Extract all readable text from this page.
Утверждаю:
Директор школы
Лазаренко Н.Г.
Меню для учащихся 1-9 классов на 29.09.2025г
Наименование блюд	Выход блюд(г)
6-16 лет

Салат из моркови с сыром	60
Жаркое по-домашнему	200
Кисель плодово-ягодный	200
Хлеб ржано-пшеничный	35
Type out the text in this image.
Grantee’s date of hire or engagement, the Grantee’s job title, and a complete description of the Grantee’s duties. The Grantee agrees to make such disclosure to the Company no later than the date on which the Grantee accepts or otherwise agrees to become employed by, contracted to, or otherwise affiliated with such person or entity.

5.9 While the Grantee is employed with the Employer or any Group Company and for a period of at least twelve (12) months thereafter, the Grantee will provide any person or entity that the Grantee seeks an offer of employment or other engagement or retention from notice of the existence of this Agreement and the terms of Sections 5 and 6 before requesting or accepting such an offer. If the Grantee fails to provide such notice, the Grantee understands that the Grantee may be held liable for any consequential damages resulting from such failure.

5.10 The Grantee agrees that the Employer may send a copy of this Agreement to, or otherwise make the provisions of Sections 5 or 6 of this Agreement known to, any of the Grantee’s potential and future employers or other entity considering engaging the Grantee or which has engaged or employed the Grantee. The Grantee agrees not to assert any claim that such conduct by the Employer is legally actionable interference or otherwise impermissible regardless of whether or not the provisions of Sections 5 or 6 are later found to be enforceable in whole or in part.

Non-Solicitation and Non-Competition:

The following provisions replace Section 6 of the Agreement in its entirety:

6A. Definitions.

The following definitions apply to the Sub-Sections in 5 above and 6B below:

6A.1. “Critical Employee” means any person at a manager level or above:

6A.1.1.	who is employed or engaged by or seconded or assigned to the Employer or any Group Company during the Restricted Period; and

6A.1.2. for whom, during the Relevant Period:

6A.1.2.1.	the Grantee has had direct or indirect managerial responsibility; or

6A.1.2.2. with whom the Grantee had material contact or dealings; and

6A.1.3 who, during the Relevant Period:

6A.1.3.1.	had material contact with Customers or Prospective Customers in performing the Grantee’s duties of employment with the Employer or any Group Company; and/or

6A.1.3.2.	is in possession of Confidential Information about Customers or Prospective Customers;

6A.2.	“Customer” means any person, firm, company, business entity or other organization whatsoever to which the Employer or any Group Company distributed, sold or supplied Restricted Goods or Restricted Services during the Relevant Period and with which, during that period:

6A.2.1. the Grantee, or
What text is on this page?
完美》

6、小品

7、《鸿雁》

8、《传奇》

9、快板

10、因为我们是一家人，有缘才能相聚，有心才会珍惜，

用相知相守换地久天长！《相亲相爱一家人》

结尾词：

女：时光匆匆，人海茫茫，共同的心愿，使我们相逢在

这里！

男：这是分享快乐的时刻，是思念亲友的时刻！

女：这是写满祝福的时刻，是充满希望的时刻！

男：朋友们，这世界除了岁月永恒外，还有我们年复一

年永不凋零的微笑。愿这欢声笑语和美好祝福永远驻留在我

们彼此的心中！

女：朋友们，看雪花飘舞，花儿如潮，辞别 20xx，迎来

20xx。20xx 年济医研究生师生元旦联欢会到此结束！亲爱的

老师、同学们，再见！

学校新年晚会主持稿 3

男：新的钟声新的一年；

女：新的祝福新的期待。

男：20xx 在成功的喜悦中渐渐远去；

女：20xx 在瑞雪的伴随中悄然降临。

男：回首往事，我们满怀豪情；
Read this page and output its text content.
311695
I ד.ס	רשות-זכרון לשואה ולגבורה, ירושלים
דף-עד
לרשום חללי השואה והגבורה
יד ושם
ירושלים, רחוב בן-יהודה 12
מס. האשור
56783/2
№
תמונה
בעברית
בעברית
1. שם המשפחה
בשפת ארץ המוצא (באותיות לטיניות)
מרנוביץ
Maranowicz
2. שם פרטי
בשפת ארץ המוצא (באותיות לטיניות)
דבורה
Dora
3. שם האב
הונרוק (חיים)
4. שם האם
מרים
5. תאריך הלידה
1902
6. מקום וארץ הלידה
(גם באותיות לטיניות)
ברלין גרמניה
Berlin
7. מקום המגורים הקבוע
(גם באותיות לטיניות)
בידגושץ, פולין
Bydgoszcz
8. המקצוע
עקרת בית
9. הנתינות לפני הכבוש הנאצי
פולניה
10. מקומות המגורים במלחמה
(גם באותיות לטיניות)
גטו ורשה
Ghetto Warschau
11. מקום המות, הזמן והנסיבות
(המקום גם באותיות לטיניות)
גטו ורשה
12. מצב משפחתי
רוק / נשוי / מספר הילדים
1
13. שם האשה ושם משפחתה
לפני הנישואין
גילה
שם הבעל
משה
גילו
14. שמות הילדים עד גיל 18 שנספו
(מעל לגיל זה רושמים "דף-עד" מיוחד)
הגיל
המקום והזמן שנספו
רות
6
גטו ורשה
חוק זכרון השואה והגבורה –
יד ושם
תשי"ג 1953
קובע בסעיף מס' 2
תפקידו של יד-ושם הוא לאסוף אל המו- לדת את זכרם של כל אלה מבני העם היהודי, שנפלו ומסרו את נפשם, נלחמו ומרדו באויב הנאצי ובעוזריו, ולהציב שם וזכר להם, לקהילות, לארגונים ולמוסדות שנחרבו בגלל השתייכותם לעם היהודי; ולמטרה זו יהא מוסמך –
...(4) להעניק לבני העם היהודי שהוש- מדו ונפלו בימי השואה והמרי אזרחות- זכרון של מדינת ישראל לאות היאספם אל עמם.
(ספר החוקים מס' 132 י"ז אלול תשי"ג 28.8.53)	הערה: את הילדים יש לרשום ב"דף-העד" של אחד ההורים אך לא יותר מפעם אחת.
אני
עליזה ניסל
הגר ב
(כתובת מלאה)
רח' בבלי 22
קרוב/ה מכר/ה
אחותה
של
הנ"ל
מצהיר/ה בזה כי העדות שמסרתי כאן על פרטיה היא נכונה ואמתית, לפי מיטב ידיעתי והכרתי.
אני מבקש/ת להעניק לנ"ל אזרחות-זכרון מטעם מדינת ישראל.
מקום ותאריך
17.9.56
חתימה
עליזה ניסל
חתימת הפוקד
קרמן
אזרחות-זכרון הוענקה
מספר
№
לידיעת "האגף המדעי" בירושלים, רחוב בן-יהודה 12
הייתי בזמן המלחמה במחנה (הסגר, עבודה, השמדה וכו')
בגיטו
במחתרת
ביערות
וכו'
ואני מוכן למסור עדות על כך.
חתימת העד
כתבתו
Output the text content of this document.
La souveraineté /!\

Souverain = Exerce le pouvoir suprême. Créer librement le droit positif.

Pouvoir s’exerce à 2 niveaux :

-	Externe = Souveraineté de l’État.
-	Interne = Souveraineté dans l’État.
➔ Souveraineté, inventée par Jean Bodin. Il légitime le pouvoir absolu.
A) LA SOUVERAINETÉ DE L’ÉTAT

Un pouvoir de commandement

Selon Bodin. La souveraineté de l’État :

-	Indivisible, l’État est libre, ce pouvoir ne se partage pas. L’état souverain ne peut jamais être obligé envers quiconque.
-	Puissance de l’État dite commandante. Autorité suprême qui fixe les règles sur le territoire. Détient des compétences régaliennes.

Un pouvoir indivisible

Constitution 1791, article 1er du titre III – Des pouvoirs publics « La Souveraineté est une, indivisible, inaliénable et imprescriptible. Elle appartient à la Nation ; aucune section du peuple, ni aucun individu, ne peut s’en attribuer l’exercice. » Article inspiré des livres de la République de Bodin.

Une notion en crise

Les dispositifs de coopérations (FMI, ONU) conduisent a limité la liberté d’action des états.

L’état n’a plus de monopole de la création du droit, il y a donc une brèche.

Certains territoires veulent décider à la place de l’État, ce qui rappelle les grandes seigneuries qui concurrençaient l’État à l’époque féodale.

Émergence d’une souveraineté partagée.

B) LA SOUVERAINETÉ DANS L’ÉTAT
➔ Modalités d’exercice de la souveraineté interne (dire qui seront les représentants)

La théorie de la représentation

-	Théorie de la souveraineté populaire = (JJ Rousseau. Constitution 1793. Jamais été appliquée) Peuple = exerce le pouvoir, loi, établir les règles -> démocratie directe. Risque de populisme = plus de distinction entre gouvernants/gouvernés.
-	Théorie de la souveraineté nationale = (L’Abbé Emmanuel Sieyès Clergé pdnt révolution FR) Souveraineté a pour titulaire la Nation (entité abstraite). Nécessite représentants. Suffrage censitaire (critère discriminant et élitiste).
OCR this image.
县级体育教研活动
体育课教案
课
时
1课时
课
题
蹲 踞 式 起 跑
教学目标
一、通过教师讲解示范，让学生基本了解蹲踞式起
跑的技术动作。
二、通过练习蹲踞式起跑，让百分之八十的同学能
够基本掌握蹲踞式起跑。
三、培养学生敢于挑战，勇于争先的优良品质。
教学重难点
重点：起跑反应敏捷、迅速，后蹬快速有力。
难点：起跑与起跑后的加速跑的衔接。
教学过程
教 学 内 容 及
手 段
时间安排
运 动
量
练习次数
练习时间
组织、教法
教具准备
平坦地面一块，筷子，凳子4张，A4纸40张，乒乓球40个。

Exercise details => Show the lines of the records that contain the word "content".

Task solution =>
Read this page and output its text content.
Output the text content of this document.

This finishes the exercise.